> Dataset extract:
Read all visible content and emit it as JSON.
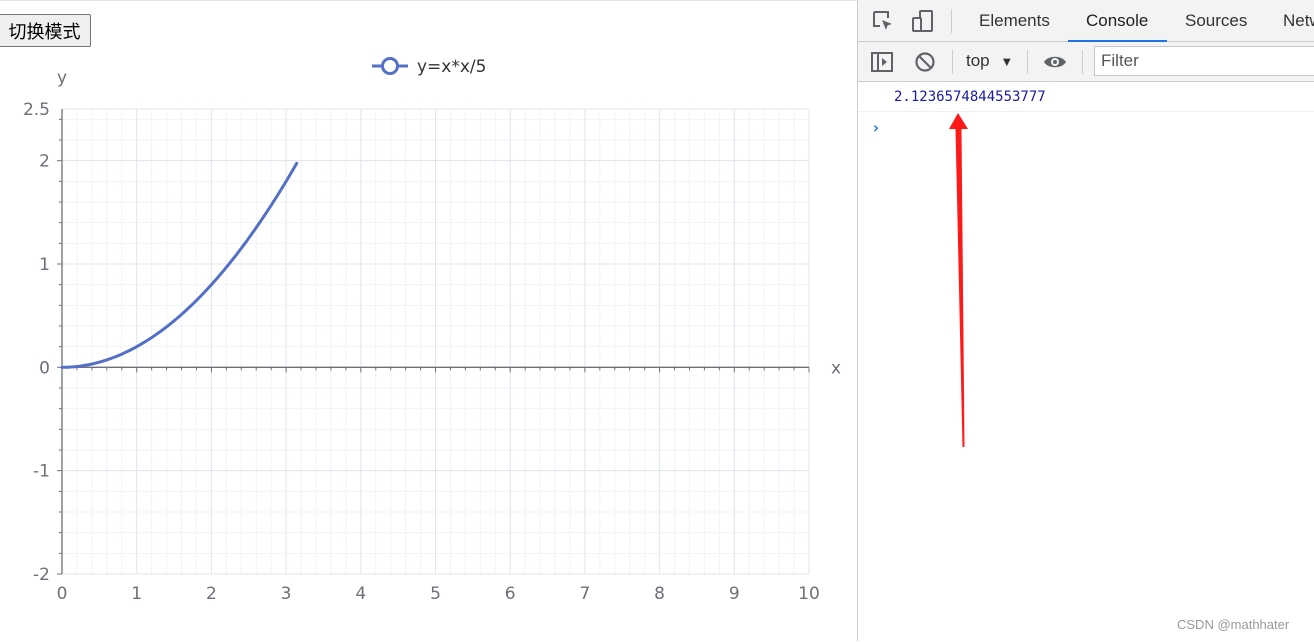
{
  "toggle_button": {
    "label": "切换模式"
  },
  "chart_data": {
    "type": "line",
    "title": "",
    "xlabel": "x",
    "ylabel": "y",
    "xlim": [
      0,
      10
    ],
    "ylim": [
      -2,
      2.5
    ],
    "xticks": [
      0,
      1,
      2,
      3,
      4,
      5,
      6,
      7,
      8,
      9,
      10
    ],
    "yticks": [
      -2,
      -1,
      0,
      1,
      2,
      2.5
    ],
    "grid": true,
    "legend_position": "top-center",
    "series": [
      {
        "name": "y=x*x/5",
        "color": "#5470c6",
        "x_range": [
          0,
          3.1416
        ],
        "formula": "y=x*x/5",
        "x": [
          0,
          0.5,
          1,
          1.5,
          2,
          2.5,
          3,
          3.1416
        ],
        "y": [
          0,
          0.05,
          0.2,
          0.45,
          0.8,
          1.25,
          1.8,
          1.974
        ]
      }
    ]
  },
  "devtools": {
    "tabs": [
      {
        "label": "Elements",
        "active": false
      },
      {
        "label": "Console",
        "active": true
      },
      {
        "label": "Sources",
        "active": false
      },
      {
        "label": "Netw",
        "active": false
      }
    ],
    "context": "top",
    "filter_placeholder": "Filter",
    "console_output": "2.1236574844553777",
    "prompt_symbol": "›",
    "accent_color": "#1a73e8",
    "output_color": "#1a1aa6"
  },
  "annotation": {
    "arrow_color": "#ff1a1a"
  },
  "watermark": "CSDN @mathhater"
}
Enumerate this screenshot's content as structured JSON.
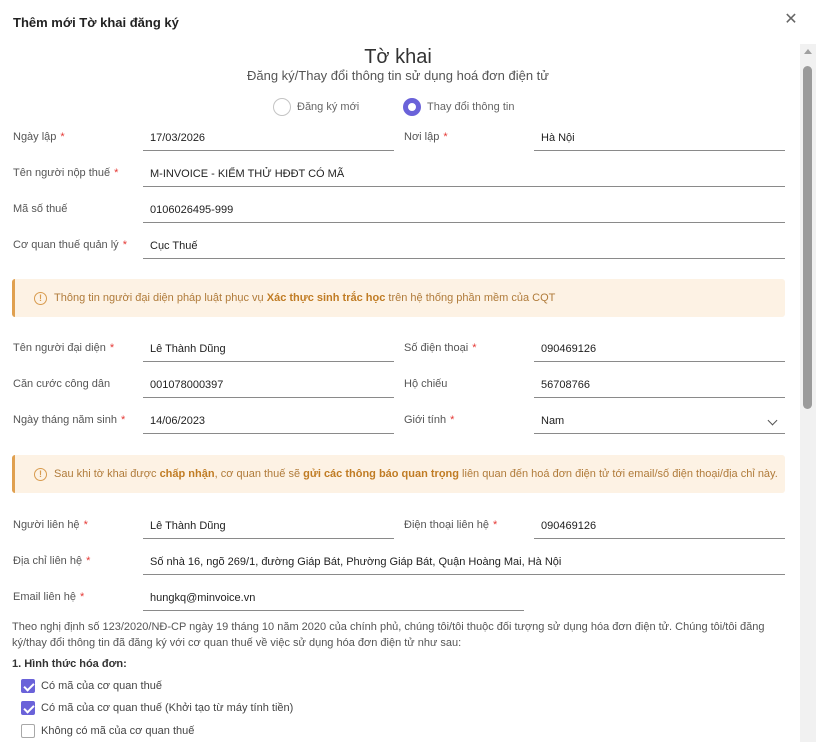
{
  "dialog": {
    "title": "Thêm mới Tờ khai đăng ký",
    "close_icon": "close-icon"
  },
  "form": {
    "title": "Tờ khai",
    "subtitle": "Đăng ký/Thay đổi thông tin sử dụng hoá đơn điện tử",
    "radio": [
      {
        "label": "Đăng ký mới",
        "checked": false
      },
      {
        "label": "Thay đổi thông tin",
        "checked": true
      }
    ]
  },
  "fields": {
    "ngay_lap": {
      "label": "Ngày lập",
      "value": "17/03/2026"
    },
    "noi_lap": {
      "label": "Nơi lập",
      "value": "Hà Nội"
    },
    "ten_nnt": {
      "label": "Tên người nộp thuế",
      "value": "M-INVOICE - KIỂM THỬ HĐĐT CÓ MÃ"
    },
    "mst": {
      "label": "Mã số thuế",
      "value": "0106026495-999"
    },
    "cqt": {
      "label": "Cơ quan thuế quản lý",
      "value": "Cục Thuế"
    },
    "ten_ndd": {
      "label": "Tên người đại diện",
      "value": "Lê Thành Dũng"
    },
    "sdt": {
      "label": "Số điện thoại",
      "value": "090469126"
    },
    "cccd": {
      "label": "Căn cước công dân",
      "value": "001078000397"
    },
    "ho_chieu": {
      "label": "Hộ chiếu",
      "value": "56708766"
    },
    "ngay_sinh": {
      "label": "Ngày tháng năm sinh",
      "value": "14/06/2023"
    },
    "gioi_tinh": {
      "label": "Giới tính",
      "value": "Nam"
    },
    "nguoi_lh": {
      "label": "Người liên hệ",
      "value": "Lê Thành Dũng"
    },
    "dt_lh": {
      "label": "Điện thoại liên hệ",
      "value": "090469126"
    },
    "dia_chi_lh": {
      "label": "Địa chỉ liên hệ",
      "value": "Số nhà 16, ngõ 269/1, đường Giáp Bát, Phường Giáp Bát, Quận Hoàng Mai, Hà Nội"
    },
    "email_lh": {
      "label": "Email liên hệ",
      "value": "hungkq@minvoice.vn"
    }
  },
  "notice1": {
    "pre": "Thông tin người đại diện pháp luật phục vụ ",
    "bold": "Xác thực sinh trắc học",
    "post": " trên hệ thống phần mềm của CQT"
  },
  "notice2": {
    "pre": "Sau khi tờ khai được ",
    "bold1": "chấp nhận",
    "mid": ", cơ quan thuế sẽ ",
    "bold2": "gửi các thông báo quan trọng",
    "post": " liên quan đến hoá đơn điện tử tới email/số điện thoại/địa chỉ này."
  },
  "paragraph": "Theo nghị định số 123/2020/NĐ-CP ngày 19 tháng 10 năm 2020 của chính phủ, chúng tôi/tôi thuộc đối tượng sử dụng hóa đơn điện tử. Chúng tôi/tôi đăng ký/thay đổi thông tin đã đăng ký với cơ quan thuế về việc sử dụng hóa đơn điện tử như sau:",
  "section1": {
    "title": "1. Hình thức hóa đơn:",
    "options": [
      {
        "label": "Có mã của cơ quan thuế",
        "checked": true
      },
      {
        "label": "Có mã của cơ quan thuế (Khởi tạo từ máy tính tiền)",
        "checked": true
      },
      {
        "label": "Không có mã của cơ quan thuế",
        "checked": false
      }
    ]
  },
  "colors": {
    "accent": "#6a62d9",
    "required": "#e53935",
    "notice_bg": "#fdf2e4",
    "notice_border": "#e0a04f"
  }
}
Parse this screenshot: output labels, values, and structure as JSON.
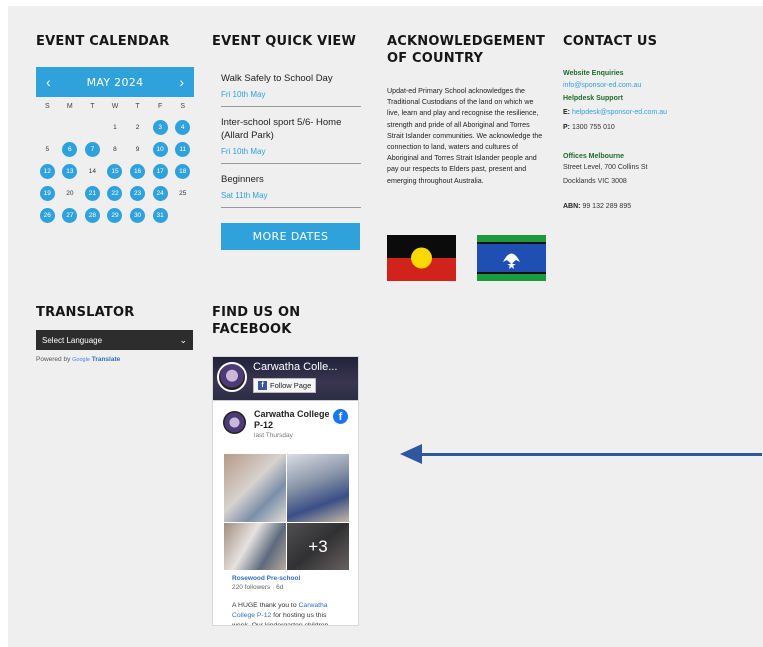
{
  "sections": {
    "event_calendar": "EVENT CALENDAR",
    "event_quick_view": "EVENT QUICK VIEW",
    "acknowledgement_line1": "ACKNOWLEDGEMENT",
    "acknowledgement_line2": "OF COUNTRY",
    "contact_us": "CONTACT US",
    "translator": "TRANSLATOR",
    "facebook_line1": "FIND US ON",
    "facebook_line2": "FACEBOOK"
  },
  "calendar": {
    "month": "MAY 2024",
    "prev_icon": "chevron-left-icon",
    "next_icon": "chevron-right-icon",
    "weekdays": [
      "S",
      "M",
      "T",
      "W",
      "T",
      "F",
      "S"
    ],
    "weeks": [
      [
        null,
        null,
        null,
        {
          "d": "1",
          "ev": false
        },
        {
          "d": "2",
          "ev": false
        },
        {
          "d": "3",
          "ev": true
        },
        {
          "d": "4",
          "ev": true
        }
      ],
      [
        {
          "d": "5",
          "ev": false
        },
        {
          "d": "6",
          "ev": true
        },
        {
          "d": "7",
          "ev": true
        },
        {
          "d": "8",
          "ev": false
        },
        {
          "d": "9",
          "ev": false
        },
        {
          "d": "10",
          "ev": true
        },
        {
          "d": "11",
          "ev": true
        }
      ],
      [
        {
          "d": "12",
          "ev": true
        },
        {
          "d": "13",
          "ev": true
        },
        {
          "d": "14",
          "ev": false
        },
        {
          "d": "15",
          "ev": true
        },
        {
          "d": "16",
          "ev": true
        },
        {
          "d": "17",
          "ev": true
        },
        {
          "d": "18",
          "ev": true
        }
      ],
      [
        {
          "d": "19",
          "ev": true
        },
        {
          "d": "20",
          "ev": false
        },
        {
          "d": "21",
          "ev": true
        },
        {
          "d": "22",
          "ev": true
        },
        {
          "d": "23",
          "ev": true
        },
        {
          "d": "24",
          "ev": true
        },
        {
          "d": "25",
          "ev": false
        }
      ],
      [
        {
          "d": "26",
          "ev": true
        },
        {
          "d": "27",
          "ev": true
        },
        {
          "d": "28",
          "ev": true
        },
        {
          "d": "29",
          "ev": true
        },
        {
          "d": "30",
          "ev": true
        },
        {
          "d": "31",
          "ev": true
        },
        null
      ]
    ],
    "accent": "#2fa2dc"
  },
  "quick_view": {
    "events": [
      {
        "title": "Walk Safely to School Day",
        "date": "Fri 10th May"
      },
      {
        "title": "Inter-school sport 5/6- Home (Allard Park)",
        "date": "Fri 10th May"
      },
      {
        "title": "Beginners",
        "date": "Sat 11th May"
      }
    ],
    "more_button": "MORE DATES"
  },
  "acknowledgement": {
    "text": "Updat-ed Primary School acknowledges the Traditional Custodians of the land on which we live, learn and play and recognise the resilience, strength and pride of all Aboriginal and Torres Strait Islander communities. We acknowledge the connection to land, waters and cultures of Aboriginal and Torres Strait Islander people and pay our respects to Elders past, present and emerging throughout Australia."
  },
  "contact": {
    "website_label": "Website Enquiries",
    "website_email": "info@sponsor-ed.com.au",
    "helpdesk_label": "Helpdesk Support",
    "helpdesk_email_prefix": "E:",
    "helpdesk_email": "helpdesk@sponsor-ed.com.au",
    "helpdesk_phone_prefix": "P:",
    "helpdesk_phone": "1300 755 010",
    "office_label": "Offices Melbourne",
    "office_line1": "Street Level, 700 Collins St",
    "office_line2": "Docklands VIC 3008",
    "abn_label": "ABN:",
    "abn_value": "99 132 289 895"
  },
  "translator": {
    "select_value": "Select Language",
    "powered_by": "Powered by",
    "google": "Google",
    "translate": "Translate"
  },
  "facebook": {
    "cover_name": "Carwatha Colle...",
    "follow_label": "Follow Page",
    "page_name": "Carwatha College P-12",
    "post_time": "last Thursday",
    "more_photos": "+3",
    "link_title": "Rosewood Pre-school",
    "followers": "220 followers · 6d",
    "post_text_start": "A HUGE thank you to ",
    "post_text_link": "Carwatha College P-12",
    "post_text_end": " for hosting us this week. Our kindergarten children"
  }
}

> Problem details: Look through the entries above. Extract each line with the word "diện".

> Result:
      "label": "Tên người đại diện",
    "pre": "Thông tin người đại diện pháp luật phục vụ ",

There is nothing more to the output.